Can you find the lines of the listing that include "xlabel" and copy every one?

__The input__
______

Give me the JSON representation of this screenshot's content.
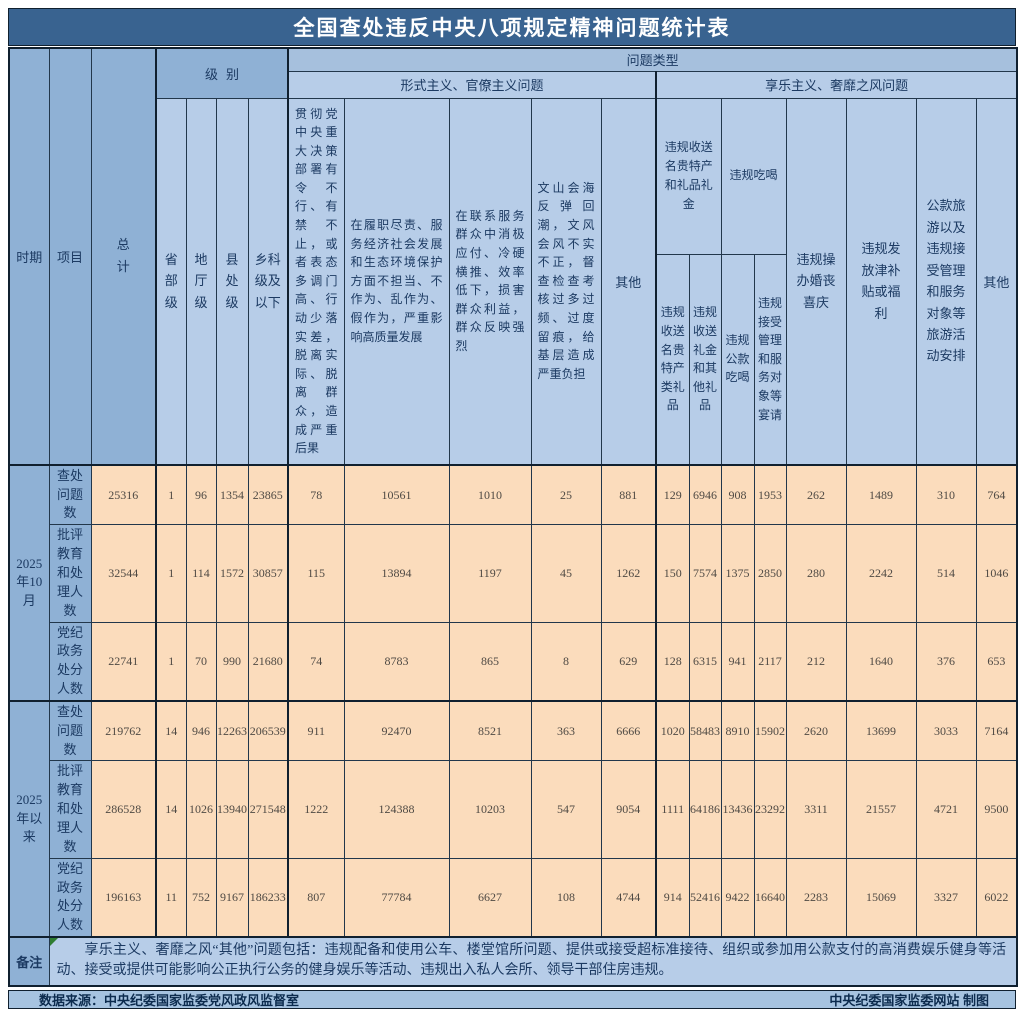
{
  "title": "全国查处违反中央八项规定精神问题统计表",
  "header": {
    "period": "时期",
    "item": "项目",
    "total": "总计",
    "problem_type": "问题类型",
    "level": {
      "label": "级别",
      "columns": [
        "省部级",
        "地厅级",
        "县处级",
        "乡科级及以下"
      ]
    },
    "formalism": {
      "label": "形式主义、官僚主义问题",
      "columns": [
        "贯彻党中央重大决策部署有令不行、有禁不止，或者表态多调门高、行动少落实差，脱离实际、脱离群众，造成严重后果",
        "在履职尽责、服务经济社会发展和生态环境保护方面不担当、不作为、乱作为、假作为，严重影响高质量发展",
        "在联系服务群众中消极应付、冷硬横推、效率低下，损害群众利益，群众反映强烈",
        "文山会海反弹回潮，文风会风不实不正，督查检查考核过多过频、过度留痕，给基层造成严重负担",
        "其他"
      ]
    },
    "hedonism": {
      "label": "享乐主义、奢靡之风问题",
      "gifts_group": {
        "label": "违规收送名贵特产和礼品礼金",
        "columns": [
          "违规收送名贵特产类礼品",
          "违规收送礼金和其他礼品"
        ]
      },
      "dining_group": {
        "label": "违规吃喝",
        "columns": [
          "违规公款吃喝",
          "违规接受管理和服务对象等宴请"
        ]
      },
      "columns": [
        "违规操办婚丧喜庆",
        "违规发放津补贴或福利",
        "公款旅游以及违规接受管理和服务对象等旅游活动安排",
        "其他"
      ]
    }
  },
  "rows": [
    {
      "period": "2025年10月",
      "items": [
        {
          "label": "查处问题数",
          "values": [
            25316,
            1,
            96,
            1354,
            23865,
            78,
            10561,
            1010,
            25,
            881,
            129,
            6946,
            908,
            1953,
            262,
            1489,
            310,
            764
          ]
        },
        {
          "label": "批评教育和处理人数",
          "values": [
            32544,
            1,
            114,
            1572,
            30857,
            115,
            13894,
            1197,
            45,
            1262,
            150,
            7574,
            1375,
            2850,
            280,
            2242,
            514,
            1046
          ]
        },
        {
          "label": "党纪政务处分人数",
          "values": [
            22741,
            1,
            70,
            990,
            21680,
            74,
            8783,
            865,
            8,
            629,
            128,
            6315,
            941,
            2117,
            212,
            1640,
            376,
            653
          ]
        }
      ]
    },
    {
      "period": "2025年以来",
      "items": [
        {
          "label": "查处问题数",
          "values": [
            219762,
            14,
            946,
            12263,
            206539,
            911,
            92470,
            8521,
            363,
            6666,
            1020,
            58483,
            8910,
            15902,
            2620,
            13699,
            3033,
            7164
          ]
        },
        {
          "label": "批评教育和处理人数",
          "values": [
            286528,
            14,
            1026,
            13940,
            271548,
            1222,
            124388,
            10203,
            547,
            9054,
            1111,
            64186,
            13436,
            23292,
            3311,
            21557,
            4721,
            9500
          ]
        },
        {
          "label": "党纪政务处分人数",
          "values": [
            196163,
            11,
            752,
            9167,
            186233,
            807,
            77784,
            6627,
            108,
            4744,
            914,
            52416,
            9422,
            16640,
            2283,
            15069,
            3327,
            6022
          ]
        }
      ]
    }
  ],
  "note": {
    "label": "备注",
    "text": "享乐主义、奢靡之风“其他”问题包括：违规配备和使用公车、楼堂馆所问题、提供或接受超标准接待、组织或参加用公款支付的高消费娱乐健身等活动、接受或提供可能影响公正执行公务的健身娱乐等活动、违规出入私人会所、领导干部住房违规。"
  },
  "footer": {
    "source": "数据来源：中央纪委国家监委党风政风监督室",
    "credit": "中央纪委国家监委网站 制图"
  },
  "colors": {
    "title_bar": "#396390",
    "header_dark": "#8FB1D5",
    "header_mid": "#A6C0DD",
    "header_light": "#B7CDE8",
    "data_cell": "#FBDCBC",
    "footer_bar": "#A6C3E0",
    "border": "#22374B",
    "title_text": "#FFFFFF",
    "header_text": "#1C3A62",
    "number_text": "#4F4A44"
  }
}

______

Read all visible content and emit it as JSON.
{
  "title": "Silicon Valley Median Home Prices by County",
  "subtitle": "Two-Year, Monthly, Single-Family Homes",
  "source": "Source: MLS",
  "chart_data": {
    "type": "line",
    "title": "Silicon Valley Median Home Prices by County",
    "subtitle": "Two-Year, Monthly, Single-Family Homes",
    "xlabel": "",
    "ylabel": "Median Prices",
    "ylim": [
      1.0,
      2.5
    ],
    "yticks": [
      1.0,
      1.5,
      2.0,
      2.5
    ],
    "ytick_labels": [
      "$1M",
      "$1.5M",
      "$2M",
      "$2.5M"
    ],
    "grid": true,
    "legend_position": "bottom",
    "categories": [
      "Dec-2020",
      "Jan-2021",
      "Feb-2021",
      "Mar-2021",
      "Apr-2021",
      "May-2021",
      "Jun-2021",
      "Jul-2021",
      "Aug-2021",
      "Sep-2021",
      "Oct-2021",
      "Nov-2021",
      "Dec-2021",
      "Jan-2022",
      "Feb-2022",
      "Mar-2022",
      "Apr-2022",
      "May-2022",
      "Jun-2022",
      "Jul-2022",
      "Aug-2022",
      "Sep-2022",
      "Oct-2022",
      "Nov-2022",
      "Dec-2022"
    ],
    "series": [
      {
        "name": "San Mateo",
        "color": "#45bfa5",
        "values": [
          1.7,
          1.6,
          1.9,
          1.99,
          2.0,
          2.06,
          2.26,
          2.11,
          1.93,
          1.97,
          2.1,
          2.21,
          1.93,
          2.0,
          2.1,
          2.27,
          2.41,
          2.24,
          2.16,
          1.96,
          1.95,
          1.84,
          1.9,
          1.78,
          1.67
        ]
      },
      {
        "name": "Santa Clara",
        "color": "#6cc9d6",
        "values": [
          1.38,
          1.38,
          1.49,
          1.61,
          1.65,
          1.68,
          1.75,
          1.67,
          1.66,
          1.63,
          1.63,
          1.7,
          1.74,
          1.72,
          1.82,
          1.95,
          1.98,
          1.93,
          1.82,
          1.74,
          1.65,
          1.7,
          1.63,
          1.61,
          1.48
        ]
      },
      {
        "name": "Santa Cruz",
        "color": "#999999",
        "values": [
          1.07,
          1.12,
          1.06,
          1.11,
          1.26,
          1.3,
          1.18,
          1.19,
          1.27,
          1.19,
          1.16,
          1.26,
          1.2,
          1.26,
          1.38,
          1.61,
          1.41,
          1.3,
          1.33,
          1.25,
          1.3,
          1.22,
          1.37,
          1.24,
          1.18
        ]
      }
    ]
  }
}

______

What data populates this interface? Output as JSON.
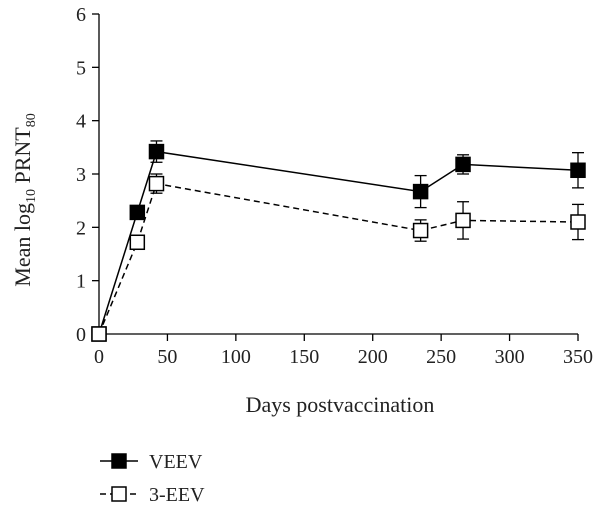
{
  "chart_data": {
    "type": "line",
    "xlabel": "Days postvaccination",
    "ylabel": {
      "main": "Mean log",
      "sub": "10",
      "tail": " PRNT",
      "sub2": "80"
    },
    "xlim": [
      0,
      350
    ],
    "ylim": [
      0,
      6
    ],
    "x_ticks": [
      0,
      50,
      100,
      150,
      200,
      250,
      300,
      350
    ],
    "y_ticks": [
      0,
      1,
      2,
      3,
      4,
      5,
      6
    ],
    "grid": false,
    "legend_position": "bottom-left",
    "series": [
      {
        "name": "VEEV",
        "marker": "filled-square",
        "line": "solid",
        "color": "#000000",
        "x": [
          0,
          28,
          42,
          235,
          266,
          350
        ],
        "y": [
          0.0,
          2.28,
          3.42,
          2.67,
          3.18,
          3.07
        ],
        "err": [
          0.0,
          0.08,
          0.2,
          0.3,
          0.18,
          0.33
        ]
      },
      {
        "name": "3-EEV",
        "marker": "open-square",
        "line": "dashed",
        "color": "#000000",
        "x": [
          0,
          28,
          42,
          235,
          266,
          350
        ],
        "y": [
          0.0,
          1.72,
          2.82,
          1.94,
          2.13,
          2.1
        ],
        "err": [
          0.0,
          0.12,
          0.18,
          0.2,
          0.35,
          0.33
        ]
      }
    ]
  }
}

______

__Task answer__
    "xlabel": "",
    "xlabel": "Days postvaccination",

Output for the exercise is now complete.